### What you will do
State only the count of lines in the listing below that hold "Acte".
— Begin Input rows —
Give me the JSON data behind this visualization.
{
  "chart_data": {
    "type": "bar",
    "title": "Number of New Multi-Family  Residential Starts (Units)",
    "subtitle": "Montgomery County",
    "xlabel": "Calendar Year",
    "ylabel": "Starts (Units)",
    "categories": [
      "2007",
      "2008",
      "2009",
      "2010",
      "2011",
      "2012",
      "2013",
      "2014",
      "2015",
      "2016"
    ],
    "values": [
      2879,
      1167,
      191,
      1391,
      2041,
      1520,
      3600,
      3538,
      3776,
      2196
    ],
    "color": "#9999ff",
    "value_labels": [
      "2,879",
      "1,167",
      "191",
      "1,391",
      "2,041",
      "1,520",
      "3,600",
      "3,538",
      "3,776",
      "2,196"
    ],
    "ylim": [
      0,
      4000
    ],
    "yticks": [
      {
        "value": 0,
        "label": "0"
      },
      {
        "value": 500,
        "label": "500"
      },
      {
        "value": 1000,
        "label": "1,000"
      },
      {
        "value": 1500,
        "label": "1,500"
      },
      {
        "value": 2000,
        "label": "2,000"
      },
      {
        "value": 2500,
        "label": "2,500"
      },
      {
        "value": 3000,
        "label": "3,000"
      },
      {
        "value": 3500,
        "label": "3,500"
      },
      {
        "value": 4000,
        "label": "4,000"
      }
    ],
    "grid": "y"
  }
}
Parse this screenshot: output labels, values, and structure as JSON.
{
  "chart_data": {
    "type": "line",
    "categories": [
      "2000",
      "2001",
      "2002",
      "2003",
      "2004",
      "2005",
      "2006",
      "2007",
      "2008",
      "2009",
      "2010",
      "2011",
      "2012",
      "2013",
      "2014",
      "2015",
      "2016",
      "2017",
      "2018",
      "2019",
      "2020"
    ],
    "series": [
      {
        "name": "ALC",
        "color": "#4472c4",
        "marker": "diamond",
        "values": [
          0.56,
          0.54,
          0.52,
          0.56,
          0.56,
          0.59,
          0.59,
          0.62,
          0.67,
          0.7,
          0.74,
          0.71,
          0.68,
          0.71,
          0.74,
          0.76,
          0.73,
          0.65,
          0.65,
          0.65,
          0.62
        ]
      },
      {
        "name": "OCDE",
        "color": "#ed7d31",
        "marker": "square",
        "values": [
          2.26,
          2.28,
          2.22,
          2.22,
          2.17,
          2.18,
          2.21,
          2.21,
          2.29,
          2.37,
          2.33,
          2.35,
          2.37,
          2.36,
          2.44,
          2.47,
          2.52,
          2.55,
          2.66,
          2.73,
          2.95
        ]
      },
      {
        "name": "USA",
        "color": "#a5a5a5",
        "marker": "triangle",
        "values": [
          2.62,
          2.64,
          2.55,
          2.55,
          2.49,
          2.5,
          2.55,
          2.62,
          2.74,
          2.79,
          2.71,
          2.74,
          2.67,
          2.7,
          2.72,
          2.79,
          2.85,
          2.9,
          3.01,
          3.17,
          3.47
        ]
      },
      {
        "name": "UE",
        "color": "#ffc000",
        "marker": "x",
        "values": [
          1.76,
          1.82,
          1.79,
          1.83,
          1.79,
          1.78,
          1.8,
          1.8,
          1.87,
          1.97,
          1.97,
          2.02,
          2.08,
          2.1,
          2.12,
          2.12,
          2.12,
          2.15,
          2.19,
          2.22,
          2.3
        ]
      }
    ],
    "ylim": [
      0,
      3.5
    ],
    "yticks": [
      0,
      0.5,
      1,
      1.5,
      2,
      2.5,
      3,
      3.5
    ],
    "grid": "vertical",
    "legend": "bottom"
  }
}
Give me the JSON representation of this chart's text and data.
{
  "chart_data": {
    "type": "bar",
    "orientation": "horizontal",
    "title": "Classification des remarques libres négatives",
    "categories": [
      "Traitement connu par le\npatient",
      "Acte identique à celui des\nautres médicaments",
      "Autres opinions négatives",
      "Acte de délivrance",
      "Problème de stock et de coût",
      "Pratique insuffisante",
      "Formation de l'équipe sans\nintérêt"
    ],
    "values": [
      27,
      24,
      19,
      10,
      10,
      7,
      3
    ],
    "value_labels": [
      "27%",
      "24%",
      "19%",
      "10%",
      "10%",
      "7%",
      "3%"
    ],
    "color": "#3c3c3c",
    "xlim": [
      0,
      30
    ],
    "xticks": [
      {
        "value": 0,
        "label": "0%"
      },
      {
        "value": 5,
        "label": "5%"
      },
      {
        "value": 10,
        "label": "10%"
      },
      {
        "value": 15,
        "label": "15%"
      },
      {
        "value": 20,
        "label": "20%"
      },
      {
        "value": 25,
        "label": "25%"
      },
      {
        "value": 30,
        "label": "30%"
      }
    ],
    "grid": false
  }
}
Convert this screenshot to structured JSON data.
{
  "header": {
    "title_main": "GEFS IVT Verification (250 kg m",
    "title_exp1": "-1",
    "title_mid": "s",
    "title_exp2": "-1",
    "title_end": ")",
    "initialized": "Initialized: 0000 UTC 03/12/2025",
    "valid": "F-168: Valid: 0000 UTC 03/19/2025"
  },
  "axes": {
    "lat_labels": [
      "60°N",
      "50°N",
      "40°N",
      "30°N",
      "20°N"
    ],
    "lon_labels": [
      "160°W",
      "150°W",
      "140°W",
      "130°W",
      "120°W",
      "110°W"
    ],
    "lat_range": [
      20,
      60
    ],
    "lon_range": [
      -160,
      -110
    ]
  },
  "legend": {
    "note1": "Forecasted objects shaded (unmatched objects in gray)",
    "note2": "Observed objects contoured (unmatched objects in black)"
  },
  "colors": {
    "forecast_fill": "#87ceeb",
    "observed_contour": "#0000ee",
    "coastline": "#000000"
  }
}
— End Input rows —
### Response
2